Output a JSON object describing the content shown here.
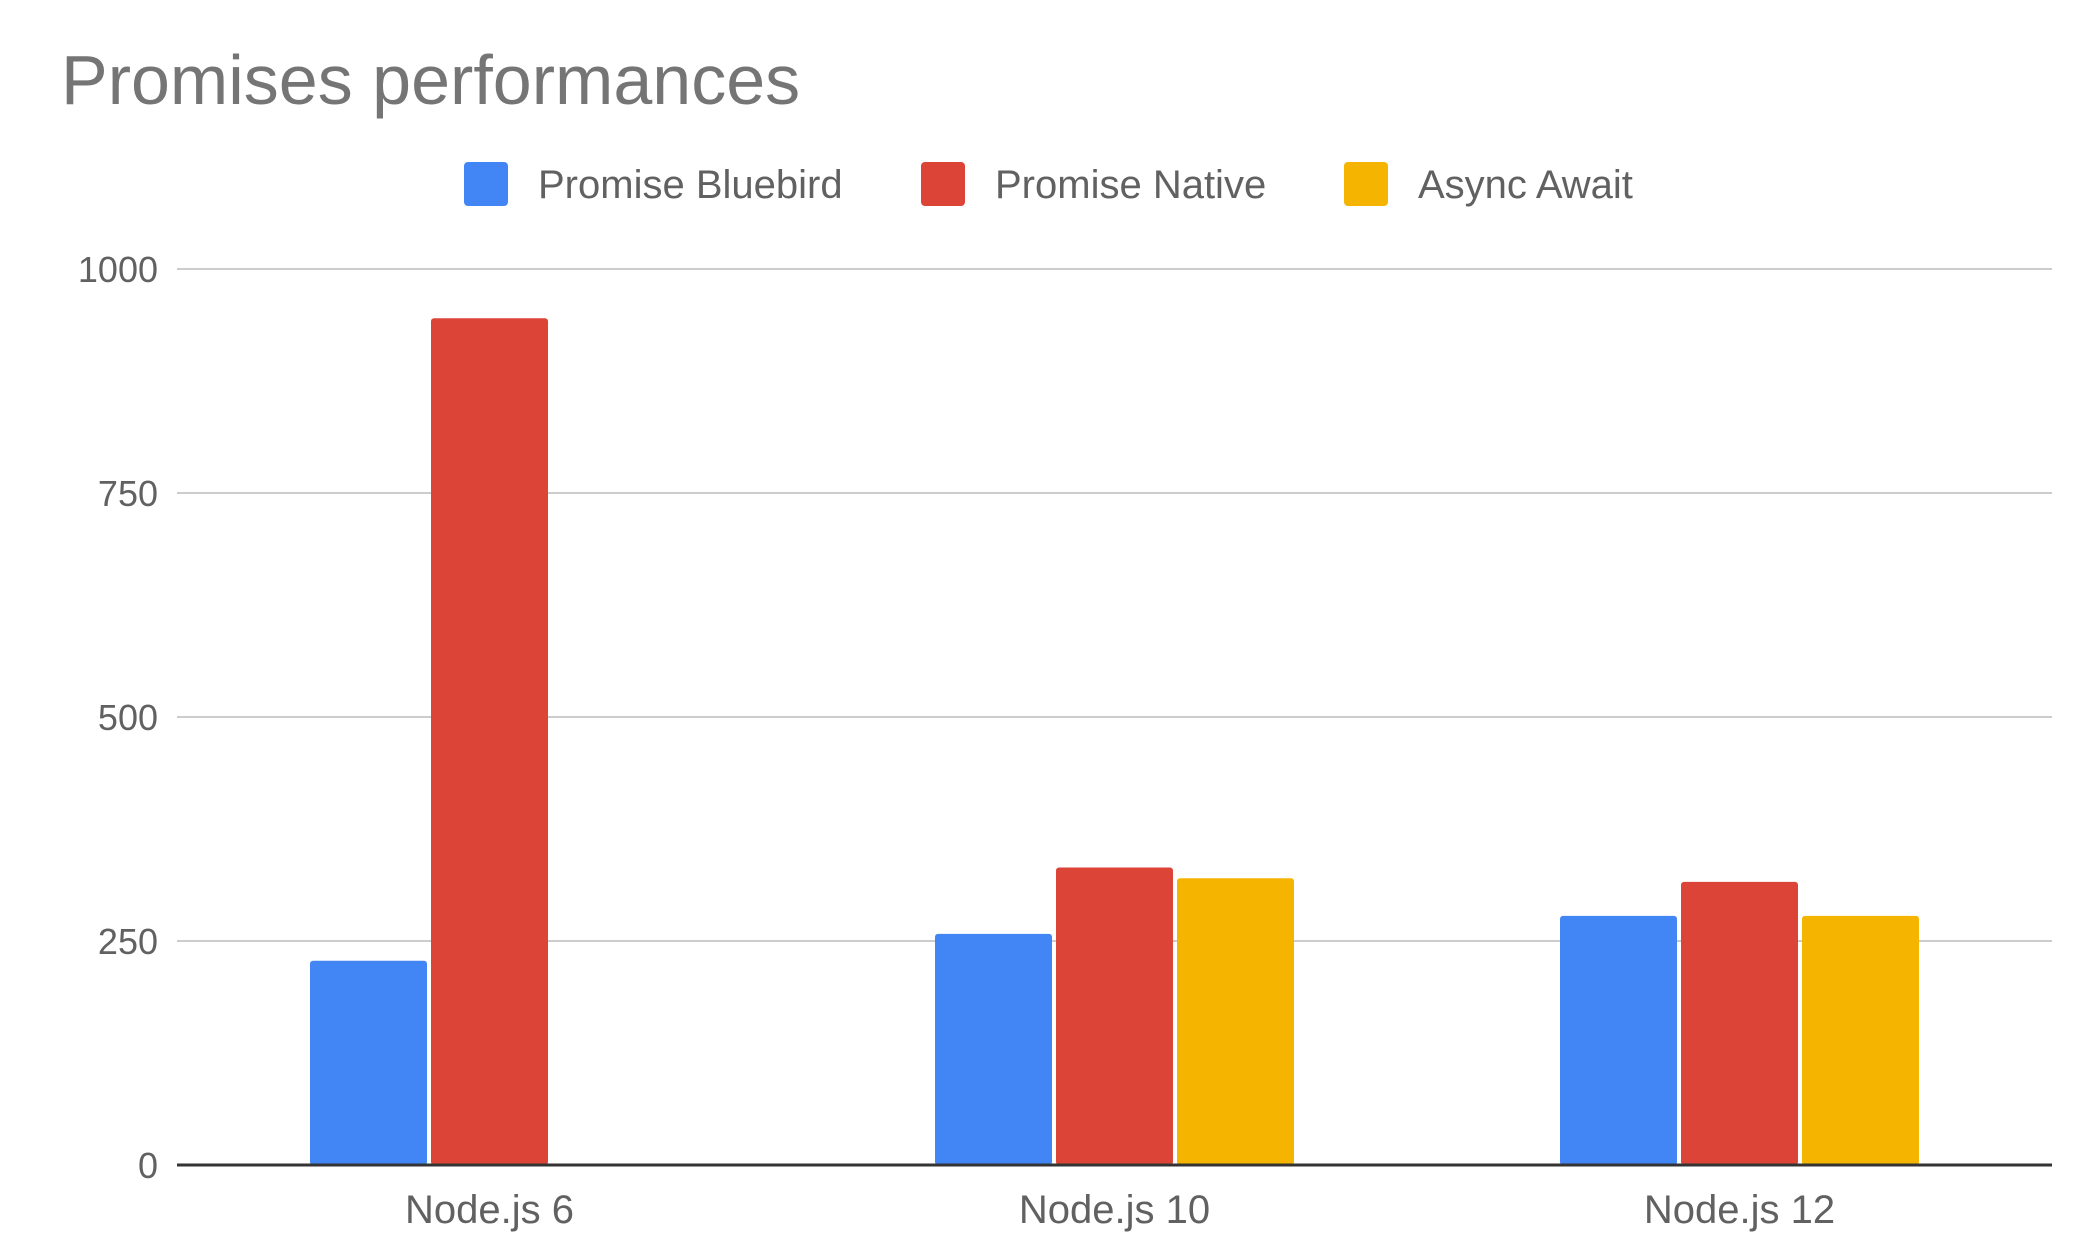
{
  "chart_data": {
    "type": "bar",
    "title": "Promises performances",
    "xlabel": "",
    "ylabel": "",
    "categories": [
      "Node.js 6",
      "Node.js 10",
      "Node.js 12"
    ],
    "series": [
      {
        "name": "Promise Bluebird",
        "color": "#4285F4",
        "values": [
          228,
          258,
          278
        ]
      },
      {
        "name": "Promise Native",
        "color": "#DB4437",
        "values": [
          945,
          332,
          316
        ]
      },
      {
        "name": "Async Await",
        "color": "#F4B400",
        "values": [
          null,
          320,
          278
        ]
      }
    ],
    "ylim": [
      0,
      1000
    ],
    "yticks": [
      "0",
      "250",
      "500",
      "750",
      "1000"
    ],
    "grid": true,
    "legend_position": "top-center"
  }
}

> **Your objective**
All records should be output exactly, with the pictures left out.

> **Solution to this exercise**
Output a JSON object describing the content shown here.
{
  "chart_data": {
    "type": "bar",
    "title": "Promises performances",
    "xlabel": "",
    "ylabel": "",
    "categories": [
      "Node.js 6",
      "Node.js 10",
      "Node.js 12"
    ],
    "series": [
      {
        "name": "Promise Bluebird",
        "color": "#4285F4",
        "values": [
          228,
          258,
          278
        ]
      },
      {
        "name": "Promise Native",
        "color": "#DB4437",
        "values": [
          945,
          332,
          316
        ]
      },
      {
        "name": "Async Await",
        "color": "#F4B400",
        "values": [
          null,
          320,
          278
        ]
      }
    ],
    "ylim": [
      0,
      1000
    ],
    "yticks": [
      "0",
      "250",
      "500",
      "750",
      "1000"
    ],
    "grid": true,
    "legend_position": "top-center"
  }
}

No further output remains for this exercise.